Select from the data all lines with the word "c在数轴上的对应点的位置如图所示".

• Excerpted records:
:::::

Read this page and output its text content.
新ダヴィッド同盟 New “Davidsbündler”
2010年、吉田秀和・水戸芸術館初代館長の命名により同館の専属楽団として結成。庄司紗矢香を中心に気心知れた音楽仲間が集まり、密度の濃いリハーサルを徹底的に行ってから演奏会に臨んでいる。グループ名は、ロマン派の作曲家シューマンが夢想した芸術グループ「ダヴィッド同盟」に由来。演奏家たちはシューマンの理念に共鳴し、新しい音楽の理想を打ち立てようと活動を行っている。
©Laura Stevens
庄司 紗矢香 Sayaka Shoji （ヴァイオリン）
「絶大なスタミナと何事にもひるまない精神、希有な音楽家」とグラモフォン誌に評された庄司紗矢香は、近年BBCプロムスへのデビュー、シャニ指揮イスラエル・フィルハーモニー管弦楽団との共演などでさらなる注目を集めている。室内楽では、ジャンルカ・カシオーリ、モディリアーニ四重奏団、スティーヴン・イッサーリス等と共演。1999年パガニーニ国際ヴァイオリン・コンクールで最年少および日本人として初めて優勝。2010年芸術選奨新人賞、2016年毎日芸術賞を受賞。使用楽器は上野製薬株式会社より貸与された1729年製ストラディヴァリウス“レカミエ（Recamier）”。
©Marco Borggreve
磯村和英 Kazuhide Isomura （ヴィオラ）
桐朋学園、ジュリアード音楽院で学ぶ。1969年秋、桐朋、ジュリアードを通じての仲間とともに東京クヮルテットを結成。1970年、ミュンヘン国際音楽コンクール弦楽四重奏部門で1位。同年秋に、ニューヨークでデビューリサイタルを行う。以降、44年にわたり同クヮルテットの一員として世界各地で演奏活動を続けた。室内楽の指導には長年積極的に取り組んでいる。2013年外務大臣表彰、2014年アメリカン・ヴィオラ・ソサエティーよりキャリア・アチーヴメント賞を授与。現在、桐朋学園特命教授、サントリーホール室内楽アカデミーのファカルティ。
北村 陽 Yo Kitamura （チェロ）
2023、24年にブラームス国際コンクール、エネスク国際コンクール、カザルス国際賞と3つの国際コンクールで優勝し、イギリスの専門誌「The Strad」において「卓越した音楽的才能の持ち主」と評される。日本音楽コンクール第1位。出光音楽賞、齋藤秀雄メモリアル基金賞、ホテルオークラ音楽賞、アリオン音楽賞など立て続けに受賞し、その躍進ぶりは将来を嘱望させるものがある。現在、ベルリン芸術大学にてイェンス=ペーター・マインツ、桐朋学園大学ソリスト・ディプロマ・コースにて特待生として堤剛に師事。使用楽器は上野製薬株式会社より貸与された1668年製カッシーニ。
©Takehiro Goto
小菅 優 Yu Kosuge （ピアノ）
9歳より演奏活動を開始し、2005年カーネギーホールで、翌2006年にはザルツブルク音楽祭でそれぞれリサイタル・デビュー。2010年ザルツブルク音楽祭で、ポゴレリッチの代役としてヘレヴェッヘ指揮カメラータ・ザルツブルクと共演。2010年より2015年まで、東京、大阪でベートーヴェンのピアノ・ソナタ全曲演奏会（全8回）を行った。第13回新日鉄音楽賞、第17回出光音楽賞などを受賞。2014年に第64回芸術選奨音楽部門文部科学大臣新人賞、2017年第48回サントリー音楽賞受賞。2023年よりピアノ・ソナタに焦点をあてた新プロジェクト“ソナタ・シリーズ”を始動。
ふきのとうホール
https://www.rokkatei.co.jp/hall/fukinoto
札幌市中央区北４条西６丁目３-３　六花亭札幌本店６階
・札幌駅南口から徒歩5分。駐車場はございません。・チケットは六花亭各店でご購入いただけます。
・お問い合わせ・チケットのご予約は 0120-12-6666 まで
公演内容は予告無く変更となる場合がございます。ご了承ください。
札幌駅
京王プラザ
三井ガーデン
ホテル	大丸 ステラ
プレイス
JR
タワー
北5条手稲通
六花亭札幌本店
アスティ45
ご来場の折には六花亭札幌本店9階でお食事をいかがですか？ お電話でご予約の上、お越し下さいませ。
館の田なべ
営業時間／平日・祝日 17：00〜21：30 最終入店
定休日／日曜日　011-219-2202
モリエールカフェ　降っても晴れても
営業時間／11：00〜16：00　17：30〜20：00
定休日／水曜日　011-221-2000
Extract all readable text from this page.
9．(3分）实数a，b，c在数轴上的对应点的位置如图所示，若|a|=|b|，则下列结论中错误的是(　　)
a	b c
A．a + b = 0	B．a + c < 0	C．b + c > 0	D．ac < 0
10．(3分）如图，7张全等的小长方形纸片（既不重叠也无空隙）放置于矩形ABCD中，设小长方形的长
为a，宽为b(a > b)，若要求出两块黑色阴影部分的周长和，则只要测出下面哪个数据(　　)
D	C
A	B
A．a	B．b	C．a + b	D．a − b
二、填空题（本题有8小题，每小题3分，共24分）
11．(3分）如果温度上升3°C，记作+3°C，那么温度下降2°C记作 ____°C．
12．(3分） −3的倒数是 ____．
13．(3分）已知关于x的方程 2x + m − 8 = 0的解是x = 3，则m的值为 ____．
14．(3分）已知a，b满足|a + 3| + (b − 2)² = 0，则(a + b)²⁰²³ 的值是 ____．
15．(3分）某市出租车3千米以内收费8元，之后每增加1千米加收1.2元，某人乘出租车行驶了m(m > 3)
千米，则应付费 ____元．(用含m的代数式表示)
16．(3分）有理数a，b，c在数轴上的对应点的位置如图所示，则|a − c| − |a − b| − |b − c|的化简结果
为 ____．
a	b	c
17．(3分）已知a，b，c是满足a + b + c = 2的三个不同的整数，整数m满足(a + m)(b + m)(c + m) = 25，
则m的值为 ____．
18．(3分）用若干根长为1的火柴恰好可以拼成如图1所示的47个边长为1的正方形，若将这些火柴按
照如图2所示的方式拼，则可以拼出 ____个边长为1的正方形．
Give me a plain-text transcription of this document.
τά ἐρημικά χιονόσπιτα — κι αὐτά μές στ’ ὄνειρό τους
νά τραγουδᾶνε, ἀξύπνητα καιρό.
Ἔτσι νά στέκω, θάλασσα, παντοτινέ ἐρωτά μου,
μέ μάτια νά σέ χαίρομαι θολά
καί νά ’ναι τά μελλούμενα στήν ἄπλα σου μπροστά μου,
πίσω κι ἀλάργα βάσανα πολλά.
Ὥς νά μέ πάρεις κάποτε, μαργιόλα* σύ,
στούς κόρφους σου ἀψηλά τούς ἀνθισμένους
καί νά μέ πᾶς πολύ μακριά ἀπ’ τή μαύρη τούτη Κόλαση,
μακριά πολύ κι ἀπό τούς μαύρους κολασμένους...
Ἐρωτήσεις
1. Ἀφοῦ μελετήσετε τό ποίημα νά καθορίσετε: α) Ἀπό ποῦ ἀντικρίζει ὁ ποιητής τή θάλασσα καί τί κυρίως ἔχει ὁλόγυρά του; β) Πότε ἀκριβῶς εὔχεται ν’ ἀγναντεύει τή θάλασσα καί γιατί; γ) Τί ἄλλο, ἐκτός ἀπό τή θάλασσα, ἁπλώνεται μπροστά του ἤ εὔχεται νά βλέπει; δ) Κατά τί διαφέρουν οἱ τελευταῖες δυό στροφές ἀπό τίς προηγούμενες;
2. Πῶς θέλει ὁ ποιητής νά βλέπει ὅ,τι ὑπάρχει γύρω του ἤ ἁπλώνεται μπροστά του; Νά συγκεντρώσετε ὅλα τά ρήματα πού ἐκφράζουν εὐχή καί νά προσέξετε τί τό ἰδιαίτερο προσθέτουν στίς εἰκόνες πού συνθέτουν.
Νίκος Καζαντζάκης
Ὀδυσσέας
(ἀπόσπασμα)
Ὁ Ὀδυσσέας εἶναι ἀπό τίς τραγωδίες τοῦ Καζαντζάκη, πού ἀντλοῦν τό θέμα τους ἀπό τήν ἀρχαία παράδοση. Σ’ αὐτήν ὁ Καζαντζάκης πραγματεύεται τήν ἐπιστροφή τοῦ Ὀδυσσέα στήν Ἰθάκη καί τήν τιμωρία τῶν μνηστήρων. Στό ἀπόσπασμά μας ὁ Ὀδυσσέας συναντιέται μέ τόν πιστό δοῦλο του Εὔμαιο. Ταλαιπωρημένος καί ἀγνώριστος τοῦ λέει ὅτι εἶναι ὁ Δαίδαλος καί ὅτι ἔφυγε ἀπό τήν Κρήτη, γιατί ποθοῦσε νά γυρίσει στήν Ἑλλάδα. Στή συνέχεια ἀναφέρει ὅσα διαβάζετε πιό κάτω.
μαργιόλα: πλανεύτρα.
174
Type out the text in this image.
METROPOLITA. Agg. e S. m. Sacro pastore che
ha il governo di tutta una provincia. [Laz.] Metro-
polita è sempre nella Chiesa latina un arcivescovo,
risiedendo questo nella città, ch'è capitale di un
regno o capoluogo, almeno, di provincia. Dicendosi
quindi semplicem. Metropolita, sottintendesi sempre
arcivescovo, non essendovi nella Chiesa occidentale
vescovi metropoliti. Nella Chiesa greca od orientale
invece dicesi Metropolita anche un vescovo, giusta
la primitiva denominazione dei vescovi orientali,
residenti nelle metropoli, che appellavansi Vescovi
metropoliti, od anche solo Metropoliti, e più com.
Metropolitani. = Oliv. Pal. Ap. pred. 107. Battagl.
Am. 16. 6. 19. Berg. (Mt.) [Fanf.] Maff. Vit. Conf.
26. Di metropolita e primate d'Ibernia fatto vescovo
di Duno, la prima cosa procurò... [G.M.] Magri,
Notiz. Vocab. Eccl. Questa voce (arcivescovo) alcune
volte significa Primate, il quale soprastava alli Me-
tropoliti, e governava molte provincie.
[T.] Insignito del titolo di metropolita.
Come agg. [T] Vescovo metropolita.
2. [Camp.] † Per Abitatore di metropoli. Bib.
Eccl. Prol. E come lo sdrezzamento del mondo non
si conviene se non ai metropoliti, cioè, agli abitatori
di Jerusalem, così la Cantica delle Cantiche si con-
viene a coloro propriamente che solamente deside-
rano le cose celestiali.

:::::

• Finished answer:
9．(3分）实数a，b，c在数轴上的对应点的位置如图所示，若|a|=|b|，则下列结论中错误的是(　　)
16．(3分）有理数a，b，c在数轴上的对应点的位置如图所示，则|a − c| − |a − b| − |b − c|的化简结果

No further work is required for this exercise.